→ Problem:
Output all entries verbatim. Skip pictures.

→ Exercise materials:

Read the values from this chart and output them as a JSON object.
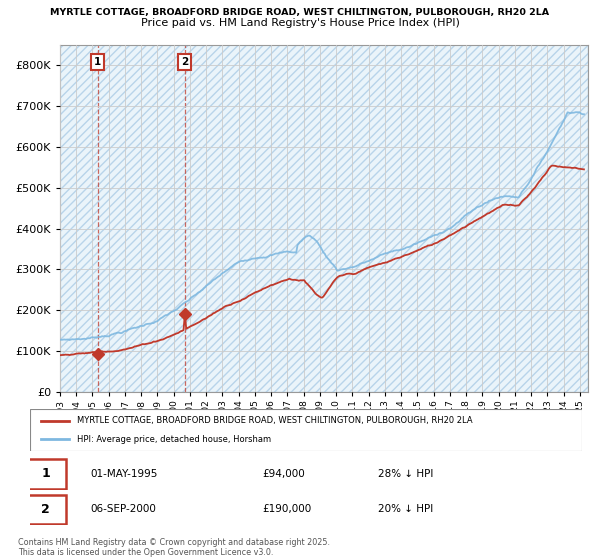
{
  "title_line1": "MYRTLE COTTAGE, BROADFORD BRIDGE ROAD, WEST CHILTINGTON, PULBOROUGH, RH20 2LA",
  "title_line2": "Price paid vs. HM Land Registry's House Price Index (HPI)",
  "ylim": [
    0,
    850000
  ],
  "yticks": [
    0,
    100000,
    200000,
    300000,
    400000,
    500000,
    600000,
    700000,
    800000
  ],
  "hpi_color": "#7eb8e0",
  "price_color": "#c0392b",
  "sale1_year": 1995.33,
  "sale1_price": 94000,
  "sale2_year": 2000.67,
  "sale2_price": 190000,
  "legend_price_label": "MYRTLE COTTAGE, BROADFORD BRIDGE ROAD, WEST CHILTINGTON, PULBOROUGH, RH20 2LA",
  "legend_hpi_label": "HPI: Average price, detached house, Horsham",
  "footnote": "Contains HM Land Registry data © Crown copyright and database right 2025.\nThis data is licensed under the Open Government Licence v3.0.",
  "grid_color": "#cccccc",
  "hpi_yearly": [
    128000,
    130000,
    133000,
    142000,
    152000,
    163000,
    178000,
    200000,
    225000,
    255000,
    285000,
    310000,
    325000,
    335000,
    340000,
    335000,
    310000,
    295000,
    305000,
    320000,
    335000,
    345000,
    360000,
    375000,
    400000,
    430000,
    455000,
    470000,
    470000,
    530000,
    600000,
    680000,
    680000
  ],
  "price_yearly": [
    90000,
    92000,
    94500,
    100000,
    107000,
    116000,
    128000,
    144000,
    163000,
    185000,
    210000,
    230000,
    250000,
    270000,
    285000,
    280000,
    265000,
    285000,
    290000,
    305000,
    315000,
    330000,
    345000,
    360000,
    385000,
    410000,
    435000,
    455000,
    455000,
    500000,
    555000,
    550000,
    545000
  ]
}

→ The result:
Read the values from this chart and output them as a JSON object.
{
  "title_line1": "MYRTLE COTTAGE, BROADFORD BRIDGE ROAD, WEST CHILTINGTON, PULBOROUGH, RH20 2LA",
  "title_line2": "Price paid vs. HM Land Registry's House Price Index (HPI)",
  "ylim": [
    0,
    850000
  ],
  "yticks": [
    0,
    100000,
    200000,
    300000,
    400000,
    500000,
    600000,
    700000,
    800000
  ],
  "hpi_color": "#7eb8e0",
  "price_color": "#c0392b",
  "sale1_year": 1995.33,
  "sale1_price": 94000,
  "sale2_year": 2000.67,
  "sale2_price": 190000,
  "legend_price_label": "MYRTLE COTTAGE, BROADFORD BRIDGE ROAD, WEST CHILTINGTON, PULBOROUGH, RH20 2LA",
  "legend_hpi_label": "HPI: Average price, detached house, Horsham",
  "footnote": "Contains HM Land Registry data © Crown copyright and database right 2025.\nThis data is licensed under the Open Government Licence v3.0.",
  "grid_color": "#cccccc",
  "hpi_yearly": [
    128000,
    130000,
    133000,
    142000,
    152000,
    163000,
    178000,
    200000,
    225000,
    255000,
    285000,
    310000,
    325000,
    335000,
    340000,
    335000,
    310000,
    295000,
    305000,
    320000,
    335000,
    345000,
    360000,
    375000,
    400000,
    430000,
    455000,
    470000,
    470000,
    530000,
    600000,
    680000,
    680000
  ],
  "price_yearly": [
    90000,
    92000,
    94500,
    100000,
    107000,
    116000,
    128000,
    144000,
    163000,
    185000,
    210000,
    230000,
    250000,
    270000,
    285000,
    280000,
    265000,
    285000,
    290000,
    305000,
    315000,
    330000,
    345000,
    360000,
    385000,
    410000,
    435000,
    455000,
    455000,
    500000,
    555000,
    550000,
    545000
  ]
}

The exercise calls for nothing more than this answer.